**TASK:** Go through the entries and count the lines with the string "text" in them. Give only that number.

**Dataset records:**

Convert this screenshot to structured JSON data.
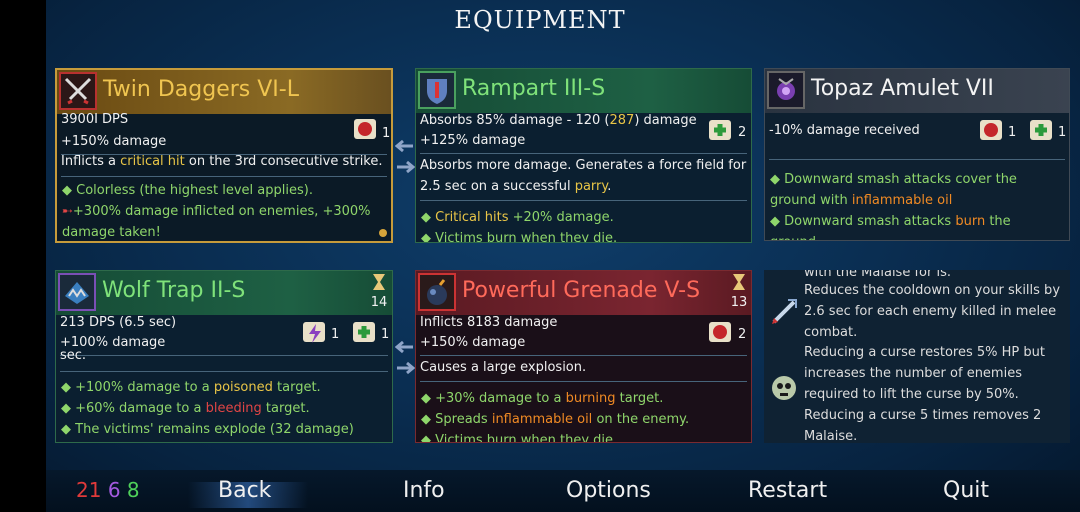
{
  "title": "EQUIPMENT",
  "cards": [
    {
      "name": "Twin Daggers VI-L",
      "stat1": "3900Ι DPS",
      "stat2": "+150% damage",
      "scroll_count": "1",
      "desc_a": "Inflicts a ",
      "desc_b": "critical hit",
      "desc_c": " on the 3rd consecutive strike.",
      "aff1": "Colorless (the highest level applies).",
      "aff2": "+300% damage inflicted on enemies, +300% damage taken!"
    },
    {
      "name": "Rampart III-S",
      "stat1_a": "Absorbs 85% damage - 120 (",
      "stat1_b": "287",
      "stat1_c": ") damage",
      "stat2": "+125% damage",
      "scroll_count": "2",
      "desc_a": "Absorbs more damage. Generates a force field for 2.5 sec on a successful ",
      "desc_b": "parry",
      "desc_c": ".",
      "aff1_a": "Critical hits",
      "aff1_b": " +20% damage.",
      "aff2": "Victims burn when they die."
    },
    {
      "name": "Topaz Amulet VII",
      "stat1": "-10% damage received",
      "scroll_count_a": "1",
      "scroll_count_b": "1",
      "aff1_a": "Downward smash attacks cover the ground with ",
      "aff1_b": "inflammable oil",
      "aff2_a": "Downward smash attacks ",
      "aff2_b": "burn",
      "aff2_c": " the ground."
    },
    {
      "name": "Wolf Trap II-S",
      "cooldown": "14",
      "stat1": "213 DPS (6.5 sec)",
      "stat2": "+100% damage",
      "scroll_count_a": "1",
      "scroll_count_b": "1",
      "desc": "sec.",
      "aff1_a": "+100% damage to a ",
      "aff1_b": "poisoned",
      "aff1_c": " target.",
      "aff2_a": "+60% damage to a ",
      "aff2_b": "bleeding",
      "aff2_c": " target.",
      "aff3": "The victims' remains explode (32 damage)"
    },
    {
      "name": "Powerful Grenade V-S",
      "cooldown": "13",
      "stat1": "Inflicts 8183 damage",
      "stat2": "+150% damage",
      "scroll_count": "2",
      "desc": "Causes a large explosion.",
      "aff1_a": "+30% damage to a ",
      "aff1_b": "burning",
      "aff1_c": " target.",
      "aff2_a": "Spreads ",
      "aff2_b": "inflammable oil",
      "aff2_c": " on the enemy.",
      "aff3": "Victims burn when they die."
    }
  ],
  "mutations": [
    {
      "text": "with the Malaise for is."
    },
    {
      "text": "Reduces the cooldown on your skills by 2.6 sec for each enemy killed in melee combat."
    },
    {
      "text": "Reducing a curse restores 5% HP but increases the number of enemies required to lift the curse by 50%. Reducing a curse 5 times removes 2 Malaise."
    }
  ],
  "stats": {
    "brutality": "21",
    "tactics": "6",
    "survival": "8"
  },
  "nav": {
    "back": "Back",
    "info": "Info",
    "options": "Options",
    "restart": "Restart",
    "quit": "Quit"
  },
  "colors": {
    "brutality": "#e03a3a",
    "tactics": "#a45ae0",
    "survival": "#4fd05a",
    "highlight": "#e8c547",
    "fire": "#f08a24"
  }
}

**ANSWER TO THIS EXERCISE:** 3